"""

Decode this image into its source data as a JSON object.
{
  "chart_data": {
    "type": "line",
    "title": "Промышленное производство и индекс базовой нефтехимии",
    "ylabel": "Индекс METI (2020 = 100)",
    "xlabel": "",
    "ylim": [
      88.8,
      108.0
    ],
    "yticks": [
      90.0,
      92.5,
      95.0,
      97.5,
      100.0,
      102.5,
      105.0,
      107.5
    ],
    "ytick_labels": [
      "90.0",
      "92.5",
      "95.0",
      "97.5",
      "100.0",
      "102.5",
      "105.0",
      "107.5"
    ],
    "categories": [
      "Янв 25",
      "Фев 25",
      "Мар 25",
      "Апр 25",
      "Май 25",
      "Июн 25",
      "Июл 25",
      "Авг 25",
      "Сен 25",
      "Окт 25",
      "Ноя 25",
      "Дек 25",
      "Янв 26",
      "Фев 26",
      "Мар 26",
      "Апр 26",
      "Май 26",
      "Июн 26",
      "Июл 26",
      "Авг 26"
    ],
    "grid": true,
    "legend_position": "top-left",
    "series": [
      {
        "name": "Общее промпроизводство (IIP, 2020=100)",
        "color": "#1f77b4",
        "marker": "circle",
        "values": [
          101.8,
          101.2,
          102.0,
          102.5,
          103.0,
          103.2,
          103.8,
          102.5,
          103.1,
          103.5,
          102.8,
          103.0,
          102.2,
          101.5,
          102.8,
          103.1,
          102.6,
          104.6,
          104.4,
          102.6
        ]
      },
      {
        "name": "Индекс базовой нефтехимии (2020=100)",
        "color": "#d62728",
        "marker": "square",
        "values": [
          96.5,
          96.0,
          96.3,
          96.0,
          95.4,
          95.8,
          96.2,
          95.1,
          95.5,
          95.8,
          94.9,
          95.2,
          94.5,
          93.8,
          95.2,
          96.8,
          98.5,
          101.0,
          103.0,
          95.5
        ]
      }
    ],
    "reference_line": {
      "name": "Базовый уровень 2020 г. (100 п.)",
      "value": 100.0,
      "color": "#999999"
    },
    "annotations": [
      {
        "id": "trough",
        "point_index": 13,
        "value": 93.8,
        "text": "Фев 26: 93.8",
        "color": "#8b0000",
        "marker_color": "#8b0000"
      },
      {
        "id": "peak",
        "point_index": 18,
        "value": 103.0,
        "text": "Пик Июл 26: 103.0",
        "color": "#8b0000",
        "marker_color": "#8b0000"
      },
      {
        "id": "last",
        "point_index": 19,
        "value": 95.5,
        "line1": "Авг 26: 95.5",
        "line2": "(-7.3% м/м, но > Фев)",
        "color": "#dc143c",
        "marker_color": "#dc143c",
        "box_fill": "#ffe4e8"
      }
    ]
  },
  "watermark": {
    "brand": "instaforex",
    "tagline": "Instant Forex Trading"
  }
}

"""

What the task requires: Copy all lines of the material above where the string "name" occurs.

Task output:
        "name": "Общее промпроизводство (IIP, 2020=100)",
        "name": "Индекс базовой нефтехимии (2020=100)",
      "name": "Базовый уровень 2020 г. (100 п.)",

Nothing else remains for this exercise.